INPUT MATERIAL |

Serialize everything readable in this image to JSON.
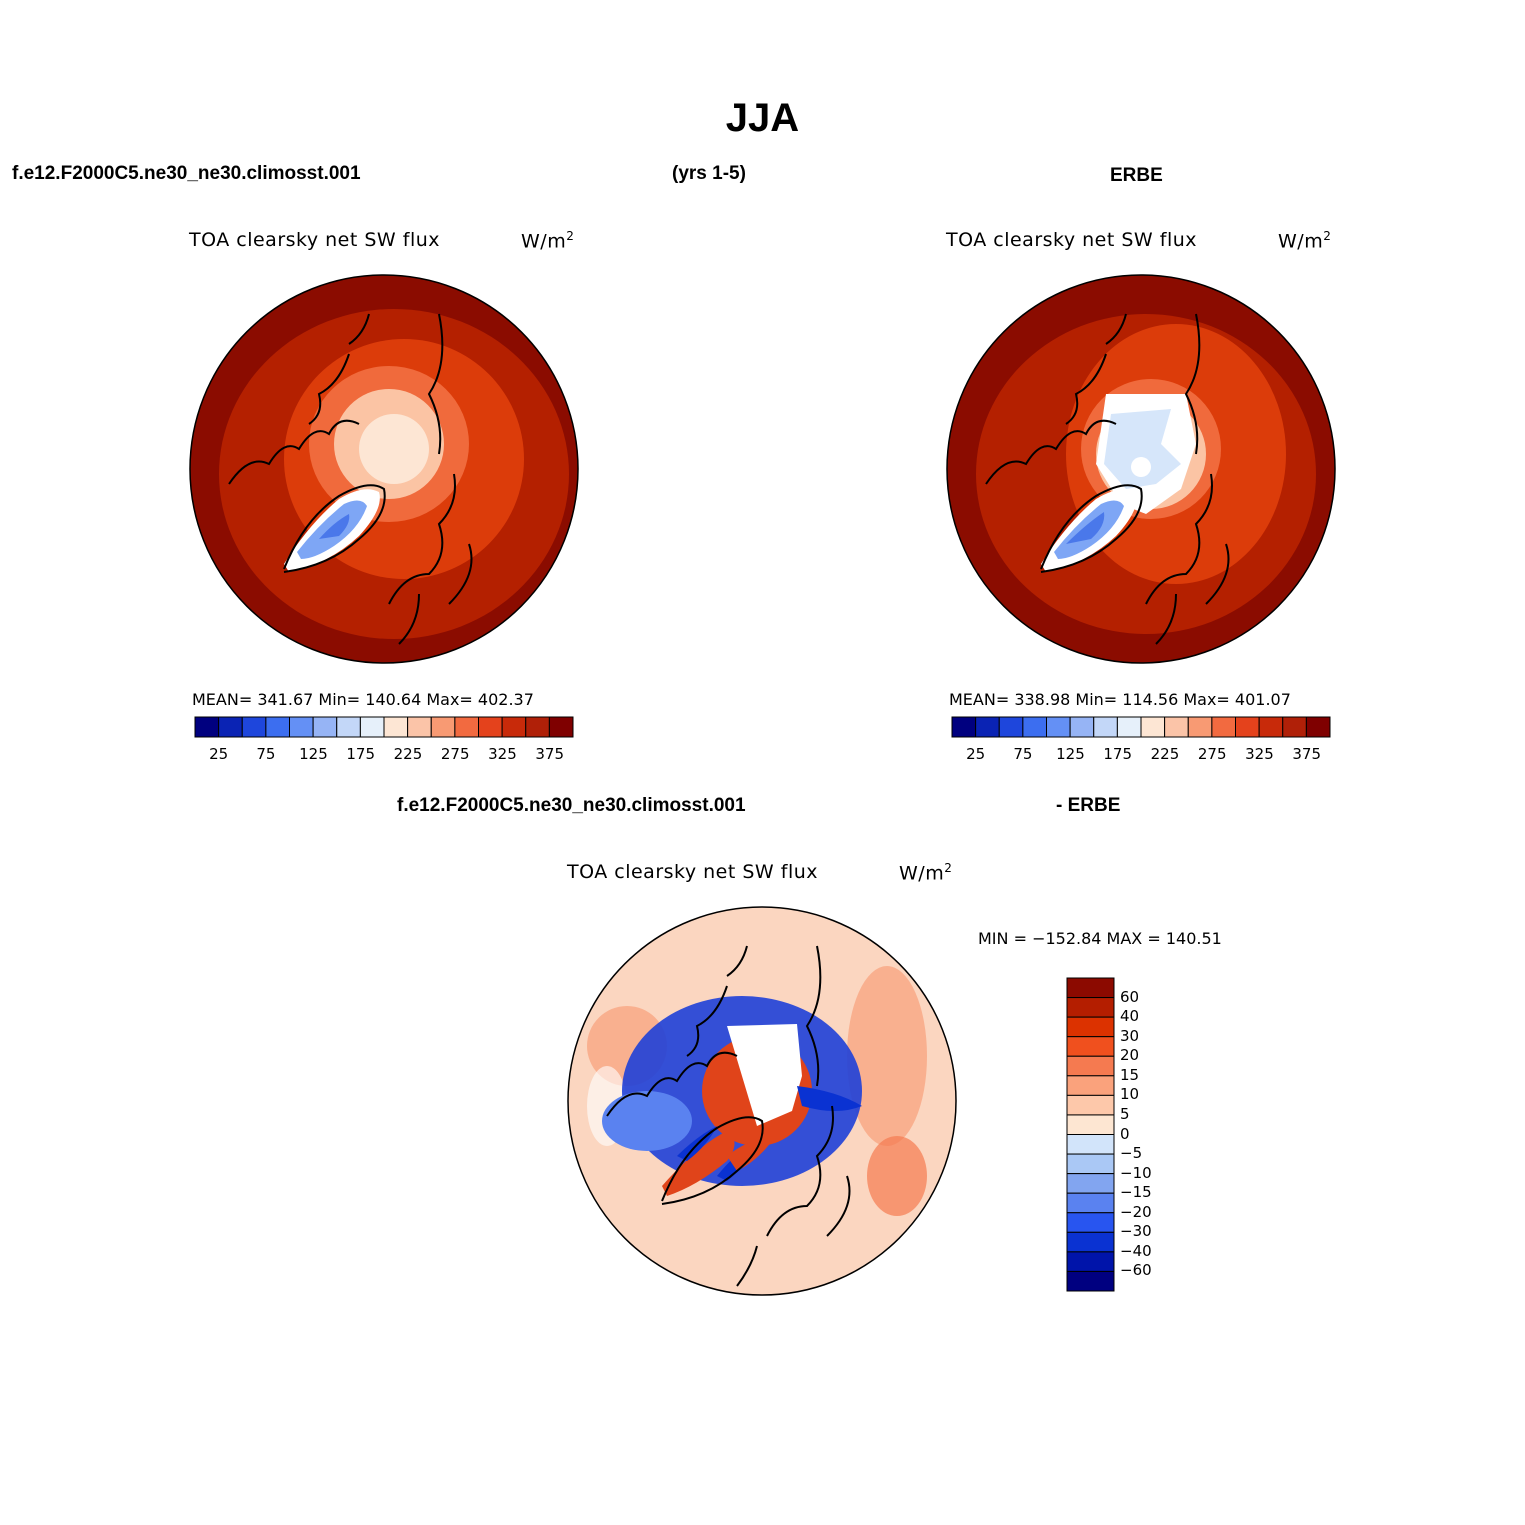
{
  "main_title": "JJA",
  "case_name": "f.e12.F2000C5.ne30_ne30.climosst.001",
  "years": "(yrs 1-5)",
  "obs_name": "ERBE",
  "diff_case_name": "f.e12.F2000C5.ne30_ne30.climosst.001",
  "diff_obs_name": "- ERBE",
  "panels": [
    {
      "id": "model",
      "variable": "TOA clearsky net SW flux",
      "units": "W/m",
      "units_sup": "2",
      "stats": "MEAN= 341.67   Min= 140.64   Max= 402.37"
    },
    {
      "id": "obs",
      "variable": "TOA clearsky net SW flux",
      "units": "W/m",
      "units_sup": "2",
      "stats": "MEAN= 338.98   Min= 114.56   Max= 401.07"
    },
    {
      "id": "diff",
      "variable": "TOA clearsky net SW flux",
      "units": "W/m",
      "units_sup": "2",
      "stats": "MIN = −152.84 MAX = 140.51"
    }
  ],
  "colorbar_abs": {
    "labels": [
      "25",
      "75",
      "125",
      "175",
      "225",
      "275",
      "325",
      "375"
    ],
    "colors": [
      "#00007f",
      "#0a23b4",
      "#1e46dc",
      "#3c6ef0",
      "#6490f5",
      "#96b4f5",
      "#c3d7f8",
      "#e6f0fa",
      "#fde6d4",
      "#fbc4a8",
      "#f89a73",
      "#f26a40",
      "#e4421c",
      "#c82a0a",
      "#b02008",
      "#7f0000"
    ]
  },
  "colorbar_diff": {
    "labels": [
      "60",
      "40",
      "30",
      "20",
      "15",
      "10",
      "5",
      "0",
      "−5",
      "−10",
      "−15",
      "−20",
      "−30",
      "−40",
      "−60"
    ],
    "colors": [
      "#8c0a00",
      "#b41e00",
      "#dc3200",
      "#f0501e",
      "#f57a50",
      "#faa27c",
      "#fdc8aa",
      "#fde6d2",
      "#d2e4fa",
      "#aac8f5",
      "#82a5f0",
      "#5a82f0",
      "#2855f0",
      "#0a32d2",
      "#0014aa",
      "#000080"
    ]
  },
  "map_colors": {
    "abs_outer": "#8b0c00",
    "abs_mid": "#b42000",
    "abs_inner": "#dc3c0a",
    "abs_light": "#f06a3c",
    "abs_pale": "#fbc4a4",
    "abs_cream": "#fde6d4",
    "greenland_blue": "#7ea6f5",
    "greenland_core": "#4a78ea",
    "diff_bg": "#fbd6c0",
    "diff_red": "#e0441a",
    "diff_blue": "#1e40d8"
  }
}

AIM | Pictures don't belong in the copy. Transcribe every record exactly as it appears.

FINAL RESULT |
Serialize everything readable in this image to JSON.
{
  "main_title": "JJA",
  "case_name": "f.e12.F2000C5.ne30_ne30.climosst.001",
  "years": "(yrs 1-5)",
  "obs_name": "ERBE",
  "diff_case_name": "f.e12.F2000C5.ne30_ne30.climosst.001",
  "diff_obs_name": "- ERBE",
  "panels": [
    {
      "id": "model",
      "variable": "TOA clearsky net SW flux",
      "units": "W/m",
      "units_sup": "2",
      "stats": "MEAN= 341.67   Min= 140.64   Max= 402.37"
    },
    {
      "id": "obs",
      "variable": "TOA clearsky net SW flux",
      "units": "W/m",
      "units_sup": "2",
      "stats": "MEAN= 338.98   Min= 114.56   Max= 401.07"
    },
    {
      "id": "diff",
      "variable": "TOA clearsky net SW flux",
      "units": "W/m",
      "units_sup": "2",
      "stats": "MIN = −152.84 MAX = 140.51"
    }
  ],
  "colorbar_abs": {
    "labels": [
      "25",
      "75",
      "125",
      "175",
      "225",
      "275",
      "325",
      "375"
    ],
    "colors": [
      "#00007f",
      "#0a23b4",
      "#1e46dc",
      "#3c6ef0",
      "#6490f5",
      "#96b4f5",
      "#c3d7f8",
      "#e6f0fa",
      "#fde6d4",
      "#fbc4a8",
      "#f89a73",
      "#f26a40",
      "#e4421c",
      "#c82a0a",
      "#b02008",
      "#7f0000"
    ]
  },
  "colorbar_diff": {
    "labels": [
      "60",
      "40",
      "30",
      "20",
      "15",
      "10",
      "5",
      "0",
      "−5",
      "−10",
      "−15",
      "−20",
      "−30",
      "−40",
      "−60"
    ],
    "colors": [
      "#8c0a00",
      "#b41e00",
      "#dc3200",
      "#f0501e",
      "#f57a50",
      "#faa27c",
      "#fdc8aa",
      "#fde6d2",
      "#d2e4fa",
      "#aac8f5",
      "#82a5f0",
      "#5a82f0",
      "#2855f0",
      "#0a32d2",
      "#0014aa",
      "#000080"
    ]
  },
  "map_colors": {
    "abs_outer": "#8b0c00",
    "abs_mid": "#b42000",
    "abs_inner": "#dc3c0a",
    "abs_light": "#f06a3c",
    "abs_pale": "#fbc4a4",
    "abs_cream": "#fde6d4",
    "greenland_blue": "#7ea6f5",
    "greenland_core": "#4a78ea",
    "diff_bg": "#fbd6c0",
    "diff_red": "#e0441a",
    "diff_blue": "#1e40d8"
  }
}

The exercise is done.